• Given records

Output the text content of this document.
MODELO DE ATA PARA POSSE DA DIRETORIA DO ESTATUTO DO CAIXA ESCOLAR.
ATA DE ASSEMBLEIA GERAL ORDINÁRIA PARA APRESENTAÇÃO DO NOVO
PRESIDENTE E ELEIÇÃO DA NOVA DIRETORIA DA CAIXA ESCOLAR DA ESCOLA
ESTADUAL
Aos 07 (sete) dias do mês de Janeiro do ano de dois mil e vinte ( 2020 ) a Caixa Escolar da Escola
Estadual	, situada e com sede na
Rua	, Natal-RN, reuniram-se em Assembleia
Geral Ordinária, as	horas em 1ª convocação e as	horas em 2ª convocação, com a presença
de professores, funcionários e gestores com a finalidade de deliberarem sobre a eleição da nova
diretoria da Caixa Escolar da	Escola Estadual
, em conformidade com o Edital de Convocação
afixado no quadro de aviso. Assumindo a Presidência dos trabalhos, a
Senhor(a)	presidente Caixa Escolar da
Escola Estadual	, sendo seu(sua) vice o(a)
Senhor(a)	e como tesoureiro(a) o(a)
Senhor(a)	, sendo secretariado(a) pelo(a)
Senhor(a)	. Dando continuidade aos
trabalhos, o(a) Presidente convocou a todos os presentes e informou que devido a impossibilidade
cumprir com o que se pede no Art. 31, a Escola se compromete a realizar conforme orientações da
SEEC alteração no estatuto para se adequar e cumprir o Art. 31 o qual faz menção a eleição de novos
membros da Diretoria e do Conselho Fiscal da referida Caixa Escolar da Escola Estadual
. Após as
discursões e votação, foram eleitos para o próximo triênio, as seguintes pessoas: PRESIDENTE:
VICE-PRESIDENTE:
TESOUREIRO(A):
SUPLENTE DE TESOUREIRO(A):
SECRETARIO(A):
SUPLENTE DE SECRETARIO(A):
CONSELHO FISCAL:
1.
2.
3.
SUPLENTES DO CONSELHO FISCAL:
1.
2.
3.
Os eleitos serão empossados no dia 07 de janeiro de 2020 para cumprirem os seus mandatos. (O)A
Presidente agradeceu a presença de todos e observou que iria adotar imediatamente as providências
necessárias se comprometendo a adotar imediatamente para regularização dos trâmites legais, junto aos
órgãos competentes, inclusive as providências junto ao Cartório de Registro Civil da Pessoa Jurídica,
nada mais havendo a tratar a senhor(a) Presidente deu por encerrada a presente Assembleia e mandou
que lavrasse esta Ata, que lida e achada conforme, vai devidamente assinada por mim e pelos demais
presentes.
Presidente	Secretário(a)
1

• Requirement
Reproduce the material exactly, with every line intact.

• Completed task
Output the text content of this document.
MODELO DE ATA PARA POSSE DA DIRETORIA DO ESTATUTO DO CAIXA ESCOLAR.
ATA DE ASSEMBLEIA GERAL ORDINÁRIA PARA APRESENTAÇÃO DO NOVO
PRESIDENTE E ELEIÇÃO DA NOVA DIRETORIA DA CAIXA ESCOLAR DA ESCOLA
ESTADUAL
Aos 07 (sete) dias do mês de Janeiro do ano de dois mil e vinte ( 2020 ) a Caixa Escolar da Escola
Estadual	, situada e com sede na
Rua	, Natal-RN, reuniram-se em Assembleia
Geral Ordinária, as	horas em 1ª convocação e as	horas em 2ª convocação, com a presença
de professores, funcionários e gestores com a finalidade de deliberarem sobre a eleição da nova
diretoria da Caixa Escolar da	Escola Estadual
, em conformidade com o Edital de Convocação
afixado no quadro de aviso. Assumindo a Presidência dos trabalhos, a
Senhor(a)	presidente Caixa Escolar da
Escola Estadual	, sendo seu(sua) vice o(a)
Senhor(a)	e como tesoureiro(a) o(a)
Senhor(a)	, sendo secretariado(a) pelo(a)
Senhor(a)	. Dando continuidade aos
trabalhos, o(a) Presidente convocou a todos os presentes e informou que devido a impossibilidade
cumprir com o que se pede no Art. 31, a Escola se compromete a realizar conforme orientações da
SEEC alteração no estatuto para se adequar e cumprir o Art. 31 o qual faz menção a eleição de novos
membros da Diretoria e do Conselho Fiscal da referida Caixa Escolar da Escola Estadual
. Após as
discursões e votação, foram eleitos para o próximo triênio, as seguintes pessoas: PRESIDENTE:
VICE-PRESIDENTE:
TESOUREIRO(A):
SUPLENTE DE TESOUREIRO(A):
SECRETARIO(A):
SUPLENTE DE SECRETARIO(A):
CONSELHO FISCAL:
1.
2.
3.
SUPLENTES DO CONSELHO FISCAL:
1.
2.
3.
Os eleitos serão empossados no dia 07 de janeiro de 2020 para cumprirem os seus mandatos. (O)A
Presidente agradeceu a presença de todos e observou que iria adotar imediatamente as providências
necessárias se comprometendo a adotar imediatamente para regularização dos trâmites legais, junto aos
órgãos competentes, inclusive as providências junto ao Cartório de Registro Civil da Pessoa Jurídica,
nada mais havendo a tratar a senhor(a) Presidente deu por encerrada a presente Assembleia e mandou
que lavrasse esta Ata, que lida e achada conforme, vai devidamente assinada por mim e pelos demais
presentes.
Presidente	Secretário(a)
1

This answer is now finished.